== Task brief ==
In the data below, find every line that has the string "type", and copy it.

== Extracted entries ==
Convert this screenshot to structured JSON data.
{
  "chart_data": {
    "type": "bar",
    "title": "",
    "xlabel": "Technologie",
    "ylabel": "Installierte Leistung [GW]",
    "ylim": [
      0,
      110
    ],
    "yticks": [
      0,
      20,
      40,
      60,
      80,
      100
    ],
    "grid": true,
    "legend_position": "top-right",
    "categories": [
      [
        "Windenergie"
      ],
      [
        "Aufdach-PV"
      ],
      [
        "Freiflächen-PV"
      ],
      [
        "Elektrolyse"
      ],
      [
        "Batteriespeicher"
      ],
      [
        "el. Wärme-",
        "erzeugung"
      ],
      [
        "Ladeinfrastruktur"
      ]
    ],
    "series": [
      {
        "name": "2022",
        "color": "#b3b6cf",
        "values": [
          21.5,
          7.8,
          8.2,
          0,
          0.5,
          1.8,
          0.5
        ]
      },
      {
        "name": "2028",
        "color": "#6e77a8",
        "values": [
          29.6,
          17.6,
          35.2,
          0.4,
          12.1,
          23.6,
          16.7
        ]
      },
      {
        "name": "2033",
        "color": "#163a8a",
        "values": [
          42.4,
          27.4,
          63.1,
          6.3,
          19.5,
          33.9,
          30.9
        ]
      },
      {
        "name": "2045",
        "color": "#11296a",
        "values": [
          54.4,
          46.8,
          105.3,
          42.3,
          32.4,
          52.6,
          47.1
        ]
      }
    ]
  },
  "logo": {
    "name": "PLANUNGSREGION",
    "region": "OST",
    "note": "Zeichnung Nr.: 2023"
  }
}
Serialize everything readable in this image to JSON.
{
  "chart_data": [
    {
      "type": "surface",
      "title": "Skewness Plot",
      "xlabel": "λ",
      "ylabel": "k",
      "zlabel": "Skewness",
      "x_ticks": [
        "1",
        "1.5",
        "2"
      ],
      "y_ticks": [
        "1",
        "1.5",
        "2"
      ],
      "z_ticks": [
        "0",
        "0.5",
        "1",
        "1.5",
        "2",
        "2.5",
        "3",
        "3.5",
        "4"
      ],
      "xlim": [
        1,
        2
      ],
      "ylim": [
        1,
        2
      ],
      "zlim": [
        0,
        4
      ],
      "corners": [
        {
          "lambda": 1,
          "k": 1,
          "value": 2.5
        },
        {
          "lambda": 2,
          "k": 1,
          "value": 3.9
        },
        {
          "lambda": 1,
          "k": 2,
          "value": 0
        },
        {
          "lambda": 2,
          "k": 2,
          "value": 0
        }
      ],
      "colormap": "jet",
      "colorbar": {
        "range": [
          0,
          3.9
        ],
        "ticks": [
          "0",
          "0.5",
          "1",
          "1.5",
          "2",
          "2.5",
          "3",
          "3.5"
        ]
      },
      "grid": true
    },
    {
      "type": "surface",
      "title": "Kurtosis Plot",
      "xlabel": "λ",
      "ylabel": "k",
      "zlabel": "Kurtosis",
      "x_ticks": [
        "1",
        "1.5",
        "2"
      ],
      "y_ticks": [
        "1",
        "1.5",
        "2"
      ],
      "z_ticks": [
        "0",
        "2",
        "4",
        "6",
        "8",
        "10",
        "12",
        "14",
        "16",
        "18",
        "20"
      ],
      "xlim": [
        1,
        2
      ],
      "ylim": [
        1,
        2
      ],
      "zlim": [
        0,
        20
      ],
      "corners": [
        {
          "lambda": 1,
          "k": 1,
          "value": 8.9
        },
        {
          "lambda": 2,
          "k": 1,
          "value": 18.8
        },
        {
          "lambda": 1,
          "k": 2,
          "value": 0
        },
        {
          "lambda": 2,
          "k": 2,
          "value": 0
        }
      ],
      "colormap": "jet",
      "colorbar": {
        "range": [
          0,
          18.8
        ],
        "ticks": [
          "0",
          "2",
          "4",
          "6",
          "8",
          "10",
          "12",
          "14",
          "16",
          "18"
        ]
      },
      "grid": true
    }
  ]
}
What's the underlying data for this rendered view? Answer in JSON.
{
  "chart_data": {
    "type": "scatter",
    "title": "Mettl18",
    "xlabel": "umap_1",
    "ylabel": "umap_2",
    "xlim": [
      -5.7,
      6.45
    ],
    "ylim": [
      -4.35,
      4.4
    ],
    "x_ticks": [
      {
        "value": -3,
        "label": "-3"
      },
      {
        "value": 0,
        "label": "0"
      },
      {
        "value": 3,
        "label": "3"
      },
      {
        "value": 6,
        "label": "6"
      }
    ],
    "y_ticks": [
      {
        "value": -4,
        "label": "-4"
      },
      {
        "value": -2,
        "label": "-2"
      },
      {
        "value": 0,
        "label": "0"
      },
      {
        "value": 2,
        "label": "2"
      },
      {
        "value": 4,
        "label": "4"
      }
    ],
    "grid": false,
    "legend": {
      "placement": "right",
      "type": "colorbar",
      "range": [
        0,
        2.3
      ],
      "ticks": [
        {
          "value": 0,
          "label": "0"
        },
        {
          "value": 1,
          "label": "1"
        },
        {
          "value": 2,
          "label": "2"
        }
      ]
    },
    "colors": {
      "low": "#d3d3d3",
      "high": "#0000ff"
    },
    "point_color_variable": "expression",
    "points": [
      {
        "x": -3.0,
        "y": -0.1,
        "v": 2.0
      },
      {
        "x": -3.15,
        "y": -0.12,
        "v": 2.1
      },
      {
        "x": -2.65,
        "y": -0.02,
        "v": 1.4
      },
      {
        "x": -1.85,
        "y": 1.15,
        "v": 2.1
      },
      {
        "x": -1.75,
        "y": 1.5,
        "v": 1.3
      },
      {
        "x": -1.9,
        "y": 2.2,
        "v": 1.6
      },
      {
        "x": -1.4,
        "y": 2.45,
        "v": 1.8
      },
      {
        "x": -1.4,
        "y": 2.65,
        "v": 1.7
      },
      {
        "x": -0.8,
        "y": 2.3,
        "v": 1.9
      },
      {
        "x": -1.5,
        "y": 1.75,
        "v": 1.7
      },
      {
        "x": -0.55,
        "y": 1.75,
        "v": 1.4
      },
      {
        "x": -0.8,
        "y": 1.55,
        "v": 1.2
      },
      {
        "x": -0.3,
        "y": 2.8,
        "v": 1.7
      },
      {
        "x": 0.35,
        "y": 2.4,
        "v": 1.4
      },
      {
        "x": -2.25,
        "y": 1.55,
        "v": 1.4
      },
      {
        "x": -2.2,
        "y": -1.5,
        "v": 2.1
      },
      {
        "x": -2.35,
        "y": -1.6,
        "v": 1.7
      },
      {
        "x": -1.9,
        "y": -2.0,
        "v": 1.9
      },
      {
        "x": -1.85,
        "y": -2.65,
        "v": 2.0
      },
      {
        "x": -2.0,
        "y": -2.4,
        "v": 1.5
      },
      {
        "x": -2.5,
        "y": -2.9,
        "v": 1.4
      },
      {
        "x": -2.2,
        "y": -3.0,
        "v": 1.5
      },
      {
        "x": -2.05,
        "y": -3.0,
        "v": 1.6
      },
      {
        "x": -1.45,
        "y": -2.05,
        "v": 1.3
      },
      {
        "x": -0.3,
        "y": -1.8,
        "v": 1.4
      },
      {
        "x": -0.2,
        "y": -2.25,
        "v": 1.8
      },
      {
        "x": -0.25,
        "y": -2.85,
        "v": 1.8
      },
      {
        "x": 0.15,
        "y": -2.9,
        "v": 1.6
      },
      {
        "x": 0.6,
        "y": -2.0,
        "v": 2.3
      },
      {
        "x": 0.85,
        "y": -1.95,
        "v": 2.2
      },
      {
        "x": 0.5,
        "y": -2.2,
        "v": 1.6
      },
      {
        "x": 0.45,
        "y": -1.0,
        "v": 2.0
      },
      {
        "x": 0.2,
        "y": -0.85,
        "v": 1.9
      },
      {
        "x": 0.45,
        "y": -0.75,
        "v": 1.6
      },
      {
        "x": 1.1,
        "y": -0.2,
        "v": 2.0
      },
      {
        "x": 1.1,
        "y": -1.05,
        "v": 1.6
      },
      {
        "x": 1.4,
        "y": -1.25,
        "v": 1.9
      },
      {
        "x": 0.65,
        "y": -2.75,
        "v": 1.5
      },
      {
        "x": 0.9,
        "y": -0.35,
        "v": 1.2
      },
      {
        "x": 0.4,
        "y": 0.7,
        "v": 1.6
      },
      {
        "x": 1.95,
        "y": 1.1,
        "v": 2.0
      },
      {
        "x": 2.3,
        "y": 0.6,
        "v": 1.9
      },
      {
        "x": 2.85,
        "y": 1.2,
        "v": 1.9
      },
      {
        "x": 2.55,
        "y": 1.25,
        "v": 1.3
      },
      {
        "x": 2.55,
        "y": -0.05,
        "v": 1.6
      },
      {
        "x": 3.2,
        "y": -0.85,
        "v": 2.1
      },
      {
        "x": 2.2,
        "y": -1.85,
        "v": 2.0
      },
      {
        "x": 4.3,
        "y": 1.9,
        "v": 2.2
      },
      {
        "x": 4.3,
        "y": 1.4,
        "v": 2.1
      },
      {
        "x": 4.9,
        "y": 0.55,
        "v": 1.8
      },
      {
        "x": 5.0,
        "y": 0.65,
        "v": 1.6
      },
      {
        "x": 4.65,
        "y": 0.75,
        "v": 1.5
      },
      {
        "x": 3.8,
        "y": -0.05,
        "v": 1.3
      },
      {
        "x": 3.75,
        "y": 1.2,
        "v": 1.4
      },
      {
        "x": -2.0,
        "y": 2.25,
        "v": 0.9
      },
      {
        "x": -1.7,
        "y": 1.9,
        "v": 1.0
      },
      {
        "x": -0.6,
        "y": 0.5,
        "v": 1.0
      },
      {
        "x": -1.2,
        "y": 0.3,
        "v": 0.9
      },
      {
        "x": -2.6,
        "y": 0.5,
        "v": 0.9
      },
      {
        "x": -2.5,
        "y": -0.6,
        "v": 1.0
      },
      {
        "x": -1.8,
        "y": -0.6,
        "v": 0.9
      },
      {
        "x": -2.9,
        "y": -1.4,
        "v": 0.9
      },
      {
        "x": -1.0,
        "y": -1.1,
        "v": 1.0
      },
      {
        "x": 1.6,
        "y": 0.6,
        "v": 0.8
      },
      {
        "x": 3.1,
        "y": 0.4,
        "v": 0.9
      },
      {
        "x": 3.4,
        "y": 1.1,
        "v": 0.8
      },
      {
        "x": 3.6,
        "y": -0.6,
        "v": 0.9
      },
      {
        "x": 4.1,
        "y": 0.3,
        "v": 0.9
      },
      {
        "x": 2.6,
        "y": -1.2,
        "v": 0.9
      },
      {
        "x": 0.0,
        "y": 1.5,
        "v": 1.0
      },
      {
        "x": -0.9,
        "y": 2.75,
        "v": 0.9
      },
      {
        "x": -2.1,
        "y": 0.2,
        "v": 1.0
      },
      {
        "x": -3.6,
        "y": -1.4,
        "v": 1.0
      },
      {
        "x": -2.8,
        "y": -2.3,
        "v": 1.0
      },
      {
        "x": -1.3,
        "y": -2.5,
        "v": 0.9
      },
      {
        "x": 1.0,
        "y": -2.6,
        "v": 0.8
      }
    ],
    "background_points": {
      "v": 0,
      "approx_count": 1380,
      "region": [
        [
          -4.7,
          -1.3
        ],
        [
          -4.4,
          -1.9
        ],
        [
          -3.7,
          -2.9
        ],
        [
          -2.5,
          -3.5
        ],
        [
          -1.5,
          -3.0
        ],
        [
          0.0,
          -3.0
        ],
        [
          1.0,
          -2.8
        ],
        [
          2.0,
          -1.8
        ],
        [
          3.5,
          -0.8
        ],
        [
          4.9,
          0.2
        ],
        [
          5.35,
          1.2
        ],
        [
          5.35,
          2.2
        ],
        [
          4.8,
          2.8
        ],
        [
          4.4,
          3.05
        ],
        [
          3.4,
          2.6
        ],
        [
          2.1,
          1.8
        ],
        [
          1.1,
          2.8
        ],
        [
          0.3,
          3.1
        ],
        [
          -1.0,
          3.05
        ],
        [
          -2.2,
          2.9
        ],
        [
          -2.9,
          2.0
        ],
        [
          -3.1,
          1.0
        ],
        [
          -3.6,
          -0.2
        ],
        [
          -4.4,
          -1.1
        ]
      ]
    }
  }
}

== Exercise solution ==
    "type": "bar",
      "type": "surface",
      "type": "surface",
    "type": "scatter",
      "type": "colorbar",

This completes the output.